** START Supplied text **
[MPS] Compile kernels into Metallib #138636

malfet · 2024-10-22T20:32:19Z

PyTorch MPS backend for the most part relies on MPSGraph to provide specific operations, but recently more and more often one had to implement custom kernel here that were simply embedded in the operator codebase and were compiled directly using - id<MTLLibrary>newLibraryWithSource:options:error: (first metal kernel to MPS backend was added in #82307 )
Later on, as number of operator grew, those were refactored into MetalShaderLibrary convenience class (see #125550 )

But as number of kernels keeps growing, it's time to make a next step and properly compile them into .metalib

This PR does exactly that by:

Moving shader sources into separate .metal files
Adds check on whether full Xcode installed or just DeveloperTools
If full Xcode is installed, compiles and links shaders into .metallib for Metal-3.0(Available on MacOS 13) and Metal-3.1 standard (available on MacOS 14, can use bfloat) and bundles both using -sectcreate linker option and getsectiondata API call. metallib_dummy.cpp file is used to properly express dependencies between metallib build and torch_cpu link stages. Logic for generating metallibraries is loosely based on https://github.com/ml-explore/mlx/blob/main/mlx/backend/metal/kernels/CMakeLists.txt.
If only DeveloperTools CLI is installed, automatically wraps .metal into _metallib.h that contains shader source wrapped in MetalShaderLibrary

Bulk of changes introduced in this PR are just moving code around. I.e. for every file that contains non-templated shader definition in aten/src/ATen/native/mps/operators folder, corresponding .metal file is created in aten/src/ATen/native/mps/kernels folder and embedded shader definition is replaced with the following

#ifndef PYTORCH_JIT_COMPILE_SHADERS
static auto& lib = MetalShaderLibrary::getBundledLibrary();
#else
#include <ATen/native/mps/OpName_metallib.h>
#endif

Some historical stats:

PyTorch Version	Number of shaders in MPS	Ops added
1.12	0
1.13	2	bitwise_ops and index.out
2.0	4	cross repeat and view)
2.1	9	unary_ops, histogram, renorm, binary_ops
2.2	11	gamma and bucketization
2.3	12	naive_matmul (to workaround crash)
2.4	13	quantized_mm
2.5	14	fused_adam

Pros:

Better code structure/readability
Eventually allows one to use shared headers (and implement something like TensorIterator)
** END Supplied text **
** START Provided material **
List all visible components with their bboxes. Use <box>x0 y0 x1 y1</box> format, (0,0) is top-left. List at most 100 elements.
** END Provided material **
▸ **Work to complete**
[A] Do these statements agree with the Metallib pull request? Answer yes or no for each and quote the deciding words.
(i) The first Metal kernel for the MPS backend was added in #82307.
(ii) The Metal-3.1 standard is available on MacOS 13.
(iii) When only DeveloperTools CLI is installed, .metal files are wrapped into _metallib.h.
[B] Using the Metallib pull request, answer each question on its own line:
(i) Into which convenience class were the kernels refactored as the number of operators grew?
(ii) In which folder is each new .metal file created?
(iii) Which op was added in PyTorch version 2.5?
[C] Reproduce the part of the Metallib pull request that opens with the words containing "#ifndef PYTORCH_JIT_COMPILE_SHADERS" and closes with "repeat and view)".

▸ **Outputs for the tasks**
[A]
(i) Yes: "first metal kernel to MPS backend was added in #82307"
(ii) No: "Metal-3.1 standard (available on MacOS 14, can use bfloat)"
(iii) Yes: "If only DeveloperTools CLI is installed, automatically wraps .metal into _metallib.h"

[B]
(i) MetalShaderLibrary
(ii) aten/src/ATen/native/mps/kernels
(iii) fused_adam

[C]
#ifndef PYTORCH_JIT_COMPILE_SHADERS
static auto& lib = MetalShaderLibrary::getBundledLibrary();
#else
#include <ATen/native/mps/OpName_metallib.h>
#endif

Some historical stats:

PyTorch Version	Number of shaders in MPS	Ops added
1.12	0
1.13	2	bitwise_ops and index.out
2.0	4	cross repeat and view)